───── Data entries ─────

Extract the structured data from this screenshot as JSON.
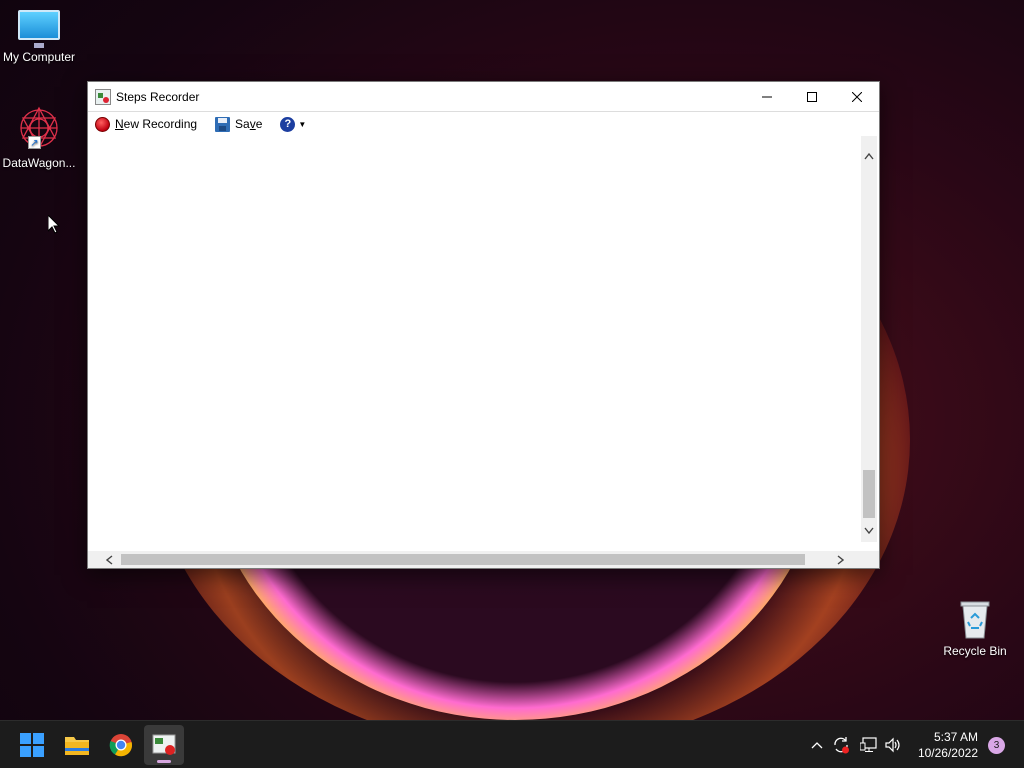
{
  "desktop": {
    "icons": [
      {
        "label": "My Computer",
        "icon": "monitor-icon"
      },
      {
        "label": "DataWagon...",
        "icon": "datawagon-logo-icon"
      },
      {
        "label": "Recycle Bin",
        "icon": "recycle-bin-icon"
      }
    ]
  },
  "window": {
    "title": "Steps Recorder",
    "controls": {
      "minimize": "minimize-icon",
      "maximize": "maximize-icon",
      "close": "close-icon"
    },
    "toolbar": {
      "new_recording_label": "New Recording",
      "save_label": "Save",
      "help_glyph": "?"
    }
  },
  "taskbar": {
    "apps": [
      "start-icon",
      "file-explorer-icon",
      "chrome-icon",
      "steps-recorder-icon"
    ],
    "clock": {
      "time": "5:37 AM",
      "date": "10/26/2022"
    },
    "notification_count": "3"
  },
  "colors": {
    "taskbar": "#1c1c1c",
    "record_red": "#c00010",
    "accent_windows": "#3aa0ff"
  }
}
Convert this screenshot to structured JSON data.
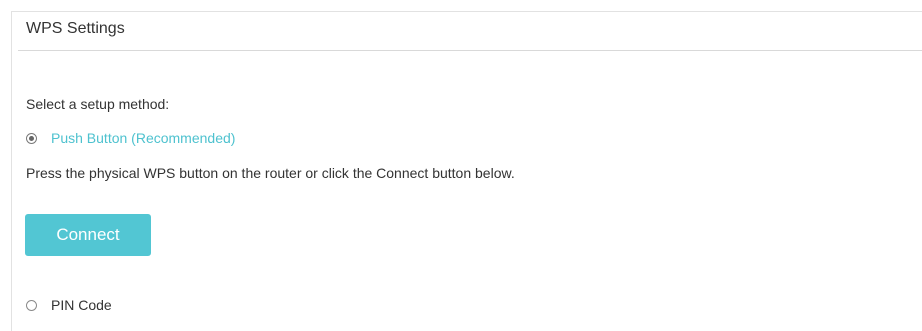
{
  "panel": {
    "title": "WPS Settings"
  },
  "setup": {
    "label": "Select a setup method:",
    "options": [
      {
        "label": "Push Button (Recommended)",
        "selected": true
      },
      {
        "label": "PIN Code",
        "selected": false
      }
    ],
    "push_hint": "Press the physical WPS button on the router or click the Connect button below.",
    "connect_label": "Connect"
  },
  "colors": {
    "accent": "#52c6d3",
    "selected_label": "#4ec2cf",
    "text": "#333333"
  }
}
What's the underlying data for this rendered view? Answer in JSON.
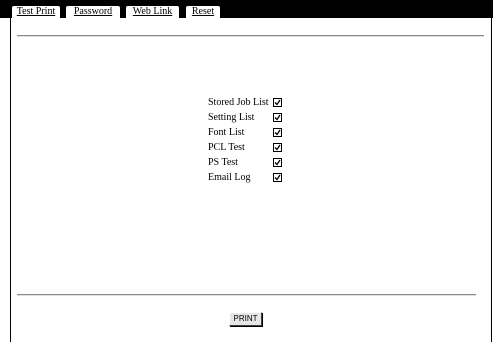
{
  "tabs": [
    {
      "label": "Test Print",
      "active": true
    },
    {
      "label": "Password",
      "active": false
    },
    {
      "label": "Web Link",
      "active": false
    },
    {
      "label": "Reset",
      "active": false
    }
  ],
  "options": [
    {
      "label": "Stored Job List",
      "checked": true
    },
    {
      "label": "Setting List",
      "checked": true
    },
    {
      "label": "Font List",
      "checked": true
    },
    {
      "label": "PCL Test",
      "checked": true
    },
    {
      "label": "PS Test",
      "checked": true
    },
    {
      "label": "Email Log",
      "checked": true
    }
  ],
  "print_button": {
    "label": "PRINT"
  },
  "colors": {
    "tab_bar": "#000000",
    "page_bg": "#ffffff",
    "button_face": "#e6e6e6"
  }
}
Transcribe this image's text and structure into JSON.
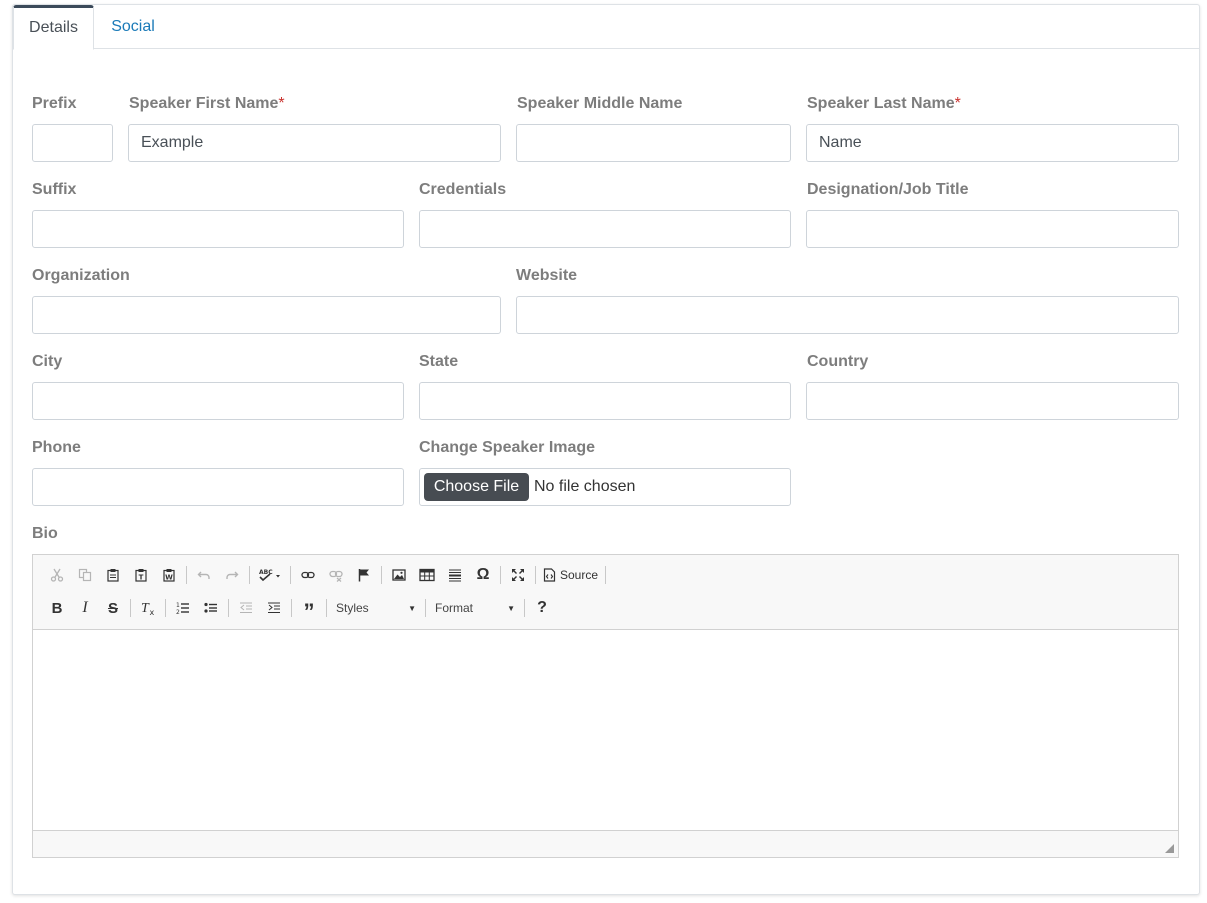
{
  "tabs": [
    {
      "label": "Details",
      "active": true
    },
    {
      "label": "Social",
      "active": false
    }
  ],
  "fields": {
    "prefix": {
      "label": "Prefix",
      "value": ""
    },
    "first_name": {
      "label": "Speaker First Name",
      "required_mark": "*",
      "value": "Example"
    },
    "middle_name": {
      "label": "Speaker Middle Name",
      "value": ""
    },
    "last_name": {
      "label": "Speaker Last Name",
      "required_mark": "*",
      "value": "Name"
    },
    "suffix": {
      "label": "Suffix",
      "value": ""
    },
    "credentials": {
      "label": "Credentials",
      "value": ""
    },
    "designation": {
      "label": "Designation/Job Title",
      "value": ""
    },
    "organization": {
      "label": "Organization",
      "value": ""
    },
    "website": {
      "label": "Website",
      "value": ""
    },
    "city": {
      "label": "City",
      "value": ""
    },
    "state": {
      "label": "State",
      "value": ""
    },
    "country": {
      "label": "Country",
      "value": ""
    },
    "phone": {
      "label": "Phone",
      "value": ""
    },
    "speaker_image": {
      "label": "Change Speaker Image",
      "button": "Choose File",
      "status": "No file chosen"
    },
    "bio": {
      "label": "Bio"
    }
  },
  "editor": {
    "source_label": "Source",
    "styles_label": "Styles",
    "format_label": "Format",
    "help_label": "?",
    "spell_label": "ABC",
    "icons_row1": [
      "cut-icon",
      "copy-icon",
      "paste-icon",
      "paste-text-icon",
      "paste-word-icon",
      "undo-icon",
      "redo-icon",
      "spellcheck-icon",
      "link-icon",
      "unlink-icon",
      "anchor-icon",
      "image-icon",
      "table-icon",
      "horizontal-line-icon",
      "special-char-icon",
      "maximize-icon",
      "source-icon"
    ],
    "icons_row2": [
      "bold-icon",
      "italic-icon",
      "strike-icon",
      "remove-format-icon",
      "numbered-list-icon",
      "bulleted-list-icon",
      "outdent-icon",
      "indent-icon",
      "blockquote-icon",
      "help-icon"
    ]
  },
  "colors": {
    "label": "#7d7d7d",
    "required": "#c9302c",
    "tab_link": "#1a7ab8",
    "file_button": "#474c52"
  }
}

─────

_What this task involves_
Write out all the entries exactly, except for the pictures.

_Task result_
Extract the structured data from this screenshot as JSON.
{
  "desktop": {
    "icons": [
      {
        "label": "My Computer",
        "icon": "monitor-icon"
      },
      {
        "label": "DataWagon...",
        "icon": "datawagon-logo-icon"
      },
      {
        "label": "Recycle Bin",
        "icon": "recycle-bin-icon"
      }
    ]
  },
  "window": {
    "title": "Steps Recorder",
    "controls": {
      "minimize": "minimize-icon",
      "maximize": "maximize-icon",
      "close": "close-icon"
    },
    "toolbar": {
      "new_recording_label": "New Recording",
      "save_label": "Save",
      "help_glyph": "?"
    }
  },
  "taskbar": {
    "apps": [
      "start-icon",
      "file-explorer-icon",
      "chrome-icon",
      "steps-recorder-icon"
    ],
    "clock": {
      "time": "5:37 AM",
      "date": "10/26/2022"
    },
    "notification_count": "3"
  },
  "colors": {
    "taskbar": "#1c1c1c",
    "record_red": "#c00010",
    "accent_windows": "#3aa0ff"
  }
}
Convert this screenshot to structured JSON data.
{
  "panel": {
    "title": "WPS Settings"
  },
  "setup": {
    "label": "Select a setup method:",
    "options": [
      {
        "label": "Push Button (Recommended)",
        "selected": true
      },
      {
        "label": "PIN Code",
        "selected": false
      }
    ],
    "push_hint": "Press the physical WPS button on the router or click the Connect button below.",
    "connect_label": "Connect"
  },
  "colors": {
    "accent": "#52c6d3",
    "selected_label": "#4ec2cf",
    "text": "#333333"
  }
}
What's the underlying data for this rendered view? Answer in JSON.
{
  "tabs": [
    {
      "label": "Test Print",
      "active": true
    },
    {
      "label": "Password",
      "active": false
    },
    {
      "label": "Web Link",
      "active": false
    },
    {
      "label": "Reset",
      "active": false
    }
  ],
  "options": [
    {
      "label": "Stored Job List",
      "checked": true
    },
    {
      "label": "Setting List",
      "checked": true
    },
    {
      "label": "Font List",
      "checked": true
    },
    {
      "label": "PCL Test",
      "checked": true
    },
    {
      "label": "PS Test",
      "checked": true
    },
    {
      "label": "Email Log",
      "checked": true
    }
  ],
  "print_button": {
    "label": "PRINT"
  },
  "colors": {
    "tab_bar": "#000000",
    "page_bg": "#ffffff",
    "button_face": "#e6e6e6"
  }
}
Transcribe this image's text and structure into JSON.
{
  "tabs": [
    {
      "label": "Details",
      "active": true
    },
    {
      "label": "Social",
      "active": false
    }
  ],
  "fields": {
    "prefix": {
      "label": "Prefix",
      "value": ""
    },
    "first_name": {
      "label": "Speaker First Name",
      "required_mark": "*",
      "value": "Example"
    },
    "middle_name": {
      "label": "Speaker Middle Name",
      "value": ""
    },
    "last_name": {
      "label": "Speaker Last Name",
      "required_mark": "*",
      "value": "Name"
    },
    "suffix": {
      "label": "Suffix",
      "value": ""
    },
    "credentials": {
      "label": "Credentials",
      "value": ""
    },
    "designation": {
      "label": "Designation/Job Title",
      "value": ""
    },
    "organization": {
      "label": "Organization",
      "value": ""
    },
    "website": {
      "label": "Website",
      "value": ""
    },
    "city": {
      "label": "City",
      "value": ""
    },
    "state": {
      "label": "State",
      "value": ""
    },
    "country": {
      "label": "Country",
      "value": ""
    },
    "phone": {
      "label": "Phone",
      "value": ""
    },
    "speaker_image": {
      "label": "Change Speaker Image",
      "button": "Choose File",
      "status": "No file chosen"
    },
    "bio": {
      "label": "Bio"
    }
  },
  "editor": {
    "source_label": "Source",
    "styles_label": "Styles",
    "format_label": "Format",
    "help_label": "?",
    "spell_label": "ABC",
    "icons_row1": [
      "cut-icon",
      "copy-icon",
      "paste-icon",
      "paste-text-icon",
      "paste-word-icon",
      "undo-icon",
      "redo-icon",
      "spellcheck-icon",
      "link-icon",
      "unlink-icon",
      "anchor-icon",
      "image-icon",
      "table-icon",
      "horizontal-line-icon",
      "special-char-icon",
      "maximize-icon",
      "source-icon"
    ],
    "icons_row2": [
      "bold-icon",
      "italic-icon",
      "strike-icon",
      "remove-format-icon",
      "numbered-list-icon",
      "bulleted-list-icon",
      "outdent-icon",
      "indent-icon",
      "blockquote-icon",
      "help-icon"
    ]
  },
  "colors": {
    "label": "#7d7d7d",
    "required": "#c9302c",
    "tab_link": "#1a7ab8",
    "file_button": "#474c52"
  }
}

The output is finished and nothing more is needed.